* EXERCISE DETAILS *
Replace each "notes-button" in the data with "comments-button" and reproduce the lines otherwise unchanged.

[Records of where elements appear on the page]
* Start *
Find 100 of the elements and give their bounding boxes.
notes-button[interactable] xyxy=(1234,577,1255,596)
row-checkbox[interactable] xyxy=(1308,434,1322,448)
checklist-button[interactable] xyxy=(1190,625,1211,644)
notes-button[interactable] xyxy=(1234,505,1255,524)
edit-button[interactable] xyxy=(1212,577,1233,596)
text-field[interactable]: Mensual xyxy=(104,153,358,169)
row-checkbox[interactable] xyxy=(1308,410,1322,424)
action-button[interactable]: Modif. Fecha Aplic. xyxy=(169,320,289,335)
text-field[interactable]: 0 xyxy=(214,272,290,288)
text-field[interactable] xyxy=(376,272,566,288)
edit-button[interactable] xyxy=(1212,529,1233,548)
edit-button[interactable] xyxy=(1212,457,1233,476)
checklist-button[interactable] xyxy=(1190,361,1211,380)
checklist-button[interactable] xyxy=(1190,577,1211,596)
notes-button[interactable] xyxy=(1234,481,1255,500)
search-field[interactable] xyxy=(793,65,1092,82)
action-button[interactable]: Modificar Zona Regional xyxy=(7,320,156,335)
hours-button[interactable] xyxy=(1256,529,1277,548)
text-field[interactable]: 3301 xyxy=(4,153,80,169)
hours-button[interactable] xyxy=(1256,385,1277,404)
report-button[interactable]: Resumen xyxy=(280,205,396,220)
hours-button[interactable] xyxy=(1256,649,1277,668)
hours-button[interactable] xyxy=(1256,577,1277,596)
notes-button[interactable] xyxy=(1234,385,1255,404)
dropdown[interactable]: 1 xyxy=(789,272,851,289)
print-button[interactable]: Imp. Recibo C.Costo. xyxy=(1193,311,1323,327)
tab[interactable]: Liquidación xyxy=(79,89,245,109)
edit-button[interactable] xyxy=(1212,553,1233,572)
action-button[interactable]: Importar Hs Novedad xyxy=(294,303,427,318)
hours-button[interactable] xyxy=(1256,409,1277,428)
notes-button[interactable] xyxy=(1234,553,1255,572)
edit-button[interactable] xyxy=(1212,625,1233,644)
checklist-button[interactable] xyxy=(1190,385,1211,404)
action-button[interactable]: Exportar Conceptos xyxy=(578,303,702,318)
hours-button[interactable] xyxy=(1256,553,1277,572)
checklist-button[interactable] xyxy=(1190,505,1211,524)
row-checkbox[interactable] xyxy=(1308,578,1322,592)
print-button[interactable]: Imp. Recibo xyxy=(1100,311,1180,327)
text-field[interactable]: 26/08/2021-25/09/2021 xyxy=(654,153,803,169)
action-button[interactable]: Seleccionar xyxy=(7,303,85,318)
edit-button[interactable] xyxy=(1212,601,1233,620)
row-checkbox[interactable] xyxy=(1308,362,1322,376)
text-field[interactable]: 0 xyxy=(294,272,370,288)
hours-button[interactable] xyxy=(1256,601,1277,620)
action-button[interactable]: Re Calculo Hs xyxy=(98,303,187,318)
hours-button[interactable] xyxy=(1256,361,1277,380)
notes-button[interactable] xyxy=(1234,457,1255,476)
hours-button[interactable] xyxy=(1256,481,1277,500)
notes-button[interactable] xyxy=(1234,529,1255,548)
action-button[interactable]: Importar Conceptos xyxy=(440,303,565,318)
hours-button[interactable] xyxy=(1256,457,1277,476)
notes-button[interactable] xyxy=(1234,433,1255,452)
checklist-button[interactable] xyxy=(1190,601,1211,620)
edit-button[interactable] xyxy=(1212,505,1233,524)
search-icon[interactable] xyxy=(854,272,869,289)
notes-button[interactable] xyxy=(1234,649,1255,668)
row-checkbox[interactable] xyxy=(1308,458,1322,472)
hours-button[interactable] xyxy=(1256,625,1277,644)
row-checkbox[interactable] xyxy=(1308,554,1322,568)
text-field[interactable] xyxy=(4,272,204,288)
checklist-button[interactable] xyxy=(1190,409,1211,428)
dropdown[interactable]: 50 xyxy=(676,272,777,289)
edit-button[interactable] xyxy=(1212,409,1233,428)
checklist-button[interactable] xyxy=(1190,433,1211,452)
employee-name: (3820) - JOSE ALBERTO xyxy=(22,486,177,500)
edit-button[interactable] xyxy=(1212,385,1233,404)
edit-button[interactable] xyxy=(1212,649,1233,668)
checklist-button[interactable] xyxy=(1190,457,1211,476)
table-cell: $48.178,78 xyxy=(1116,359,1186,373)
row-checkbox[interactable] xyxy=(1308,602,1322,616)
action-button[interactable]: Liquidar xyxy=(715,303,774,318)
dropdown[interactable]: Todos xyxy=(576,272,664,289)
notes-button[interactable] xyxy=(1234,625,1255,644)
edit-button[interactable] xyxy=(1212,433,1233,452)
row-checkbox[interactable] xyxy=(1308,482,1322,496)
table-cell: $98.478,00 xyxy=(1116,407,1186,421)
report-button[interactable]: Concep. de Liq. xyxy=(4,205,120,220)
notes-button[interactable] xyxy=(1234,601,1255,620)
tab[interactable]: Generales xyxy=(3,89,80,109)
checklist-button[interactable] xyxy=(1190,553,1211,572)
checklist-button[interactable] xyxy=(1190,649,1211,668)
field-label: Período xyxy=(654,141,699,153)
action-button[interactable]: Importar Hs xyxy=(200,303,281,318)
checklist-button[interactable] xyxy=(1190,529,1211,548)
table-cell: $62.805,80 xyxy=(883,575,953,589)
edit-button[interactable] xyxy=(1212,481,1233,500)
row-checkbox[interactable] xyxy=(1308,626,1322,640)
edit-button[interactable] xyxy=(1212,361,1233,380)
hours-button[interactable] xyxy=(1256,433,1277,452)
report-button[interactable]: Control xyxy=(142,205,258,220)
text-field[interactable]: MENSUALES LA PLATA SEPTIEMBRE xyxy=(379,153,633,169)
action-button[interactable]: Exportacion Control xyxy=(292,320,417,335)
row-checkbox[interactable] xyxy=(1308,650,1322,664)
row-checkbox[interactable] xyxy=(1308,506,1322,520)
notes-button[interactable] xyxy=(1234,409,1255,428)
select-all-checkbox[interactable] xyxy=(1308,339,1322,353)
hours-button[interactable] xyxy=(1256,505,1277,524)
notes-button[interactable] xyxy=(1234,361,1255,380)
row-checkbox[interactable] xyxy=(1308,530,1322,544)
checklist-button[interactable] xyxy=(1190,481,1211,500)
* End *
* COMPLETE OUTPUT *
Find 100 of the elements and give their bounding boxes.
comments-button[interactable] xyxy=(1234,577,1255,596)
row-checkbox[interactable] xyxy=(1308,434,1322,448)
checklist-button[interactable] xyxy=(1190,625,1211,644)
comments-button[interactable] xyxy=(1234,505,1255,524)
edit-button[interactable] xyxy=(1212,577,1233,596)
text-field[interactable]: Mensual xyxy=(104,153,358,169)
row-checkbox[interactable] xyxy=(1308,410,1322,424)
action-button[interactable]: Modif. Fecha Aplic. xyxy=(169,320,289,335)
text-field[interactable]: 0 xyxy=(214,272,290,288)
text-field[interactable] xyxy=(376,272,566,288)
edit-button[interactable] xyxy=(1212,529,1233,548)
edit-button[interactable] xyxy=(1212,457,1233,476)
checklist-button[interactable] xyxy=(1190,361,1211,380)
checklist-button[interactable] xyxy=(1190,577,1211,596)
comments-button[interactable] xyxy=(1234,481,1255,500)
search-field[interactable] xyxy=(793,65,1092,82)
action-button[interactable]: Modificar Zona Regional xyxy=(7,320,156,335)
hours-button[interactable] xyxy=(1256,529,1277,548)
text-field[interactable]: 3301 xyxy=(4,153,80,169)
hours-button[interactable] xyxy=(1256,385,1277,404)
report-button[interactable]: Resumen xyxy=(280,205,396,220)
hours-button[interactable] xyxy=(1256,649,1277,668)
hours-button[interactable] xyxy=(1256,577,1277,596)
comments-button[interactable] xyxy=(1234,385,1255,404)
dropdown[interactable]: 1 xyxy=(789,272,851,289)
print-button[interactable]: Imp. Recibo C.Costo. xyxy=(1193,311,1323,327)
tab[interactable]: Liquidación xyxy=(79,89,245,109)
edit-button[interactable] xyxy=(1212,553,1233,572)
action-button[interactable]: Importar Hs Novedad xyxy=(294,303,427,318)
hours-button[interactable] xyxy=(1256,409,1277,428)
comments-button[interactable] xyxy=(1234,553,1255,572)
edit-button[interactable] xyxy=(1212,625,1233,644)
checklist-button[interactable] xyxy=(1190,385,1211,404)
action-button[interactable]: Exportar Conceptos xyxy=(578,303,702,318)
hours-button[interactable] xyxy=(1256,553,1277,572)
checklist-button[interactable] xyxy=(1190,505,1211,524)
row-checkbox[interactable] xyxy=(1308,578,1322,592)
print-button[interactable]: Imp. Recibo xyxy=(1100,311,1180,327)
text-field[interactable]: 26/08/2021-25/09/2021 xyxy=(654,153,803,169)
action-button[interactable]: Seleccionar xyxy=(7,303,85,318)
edit-button[interactable] xyxy=(1212,601,1233,620)
row-checkbox[interactable] xyxy=(1308,362,1322,376)
text-field[interactable]: 0 xyxy=(294,272,370,288)
hours-button[interactable] xyxy=(1256,601,1277,620)
action-button[interactable]: Re Calculo Hs xyxy=(98,303,187,318)
hours-button[interactable] xyxy=(1256,361,1277,380)
comments-button[interactable] xyxy=(1234,457,1255,476)
hours-button[interactable] xyxy=(1256,481,1277,500)
comments-button[interactable] xyxy=(1234,529,1255,548)
action-button[interactable]: Importar Conceptos xyxy=(440,303,565,318)
hours-button[interactable] xyxy=(1256,457,1277,476)
comments-button[interactable] xyxy=(1234,433,1255,452)
checklist-button[interactable] xyxy=(1190,601,1211,620)
edit-button[interactable] xyxy=(1212,505,1233,524)
search-icon[interactable] xyxy=(854,272,869,289)
comments-button[interactable] xyxy=(1234,649,1255,668)
row-checkbox[interactable] xyxy=(1308,458,1322,472)
hours-button[interactable] xyxy=(1256,625,1277,644)
row-checkbox[interactable] xyxy=(1308,554,1322,568)
text-field[interactable] xyxy=(4,272,204,288)
checklist-button[interactable] xyxy=(1190,409,1211,428)
dropdown[interactable]: 50 xyxy=(676,272,777,289)
edit-button[interactable] xyxy=(1212,409,1233,428)
checklist-button[interactable] xyxy=(1190,433,1211,452)
employee-name: (3820) - JOSE ALBERTO xyxy=(22,486,177,500)
edit-button[interactable] xyxy=(1212,385,1233,404)
edit-button[interactable] xyxy=(1212,649,1233,668)
checklist-button[interactable] xyxy=(1190,457,1211,476)
table-cell: $48.178,78 xyxy=(1116,359,1186,373)
row-checkbox[interactable] xyxy=(1308,602,1322,616)
action-button[interactable]: Liquidar xyxy=(715,303,774,318)
dropdown[interactable]: Todos xyxy=(576,272,664,289)
comments-button[interactable] xyxy=(1234,625,1255,644)
edit-button[interactable] xyxy=(1212,433,1233,452)
row-checkbox[interactable] xyxy=(1308,482,1322,496)
table-cell: $98.478,00 xyxy=(1116,407,1186,421)
report-button[interactable]: Concep. de Liq. xyxy=(4,205,120,220)
comments-button[interactable] xyxy=(1234,601,1255,620)
tab[interactable]: Generales xyxy=(3,89,80,109)
checklist-button[interactable] xyxy=(1190,553,1211,572)
checklist-button[interactable] xyxy=(1190,649,1211,668)
field-label: Período xyxy=(654,141,699,153)
action-button[interactable]: Importar Hs xyxy=(200,303,281,318)
checklist-button[interactable] xyxy=(1190,529,1211,548)
table-cell: $62.805,80 xyxy=(883,575,953,589)
edit-button[interactable] xyxy=(1212,481,1233,500)
row-checkbox[interactable] xyxy=(1308,626,1322,640)
edit-button[interactable] xyxy=(1212,361,1233,380)
hours-button[interactable] xyxy=(1256,433,1277,452)
report-button[interactable]: Control xyxy=(142,205,258,220)
text-field[interactable]: MENSUALES LA PLATA SEPTIEMBRE xyxy=(379,153,633,169)
action-button[interactable]: Exportacion Control xyxy=(292,320,417,335)
row-checkbox[interactable] xyxy=(1308,650,1322,664)
row-checkbox[interactable] xyxy=(1308,506,1322,520)
comments-button[interactable] xyxy=(1234,409,1255,428)
select-all-checkbox[interactable] xyxy=(1308,339,1322,353)
hours-button[interactable] xyxy=(1256,505,1277,524)
comments-button[interactable] xyxy=(1234,361,1255,380)
row-checkbox[interactable] xyxy=(1308,530,1322,544)
checklist-button[interactable] xyxy=(1190,481,1211,500)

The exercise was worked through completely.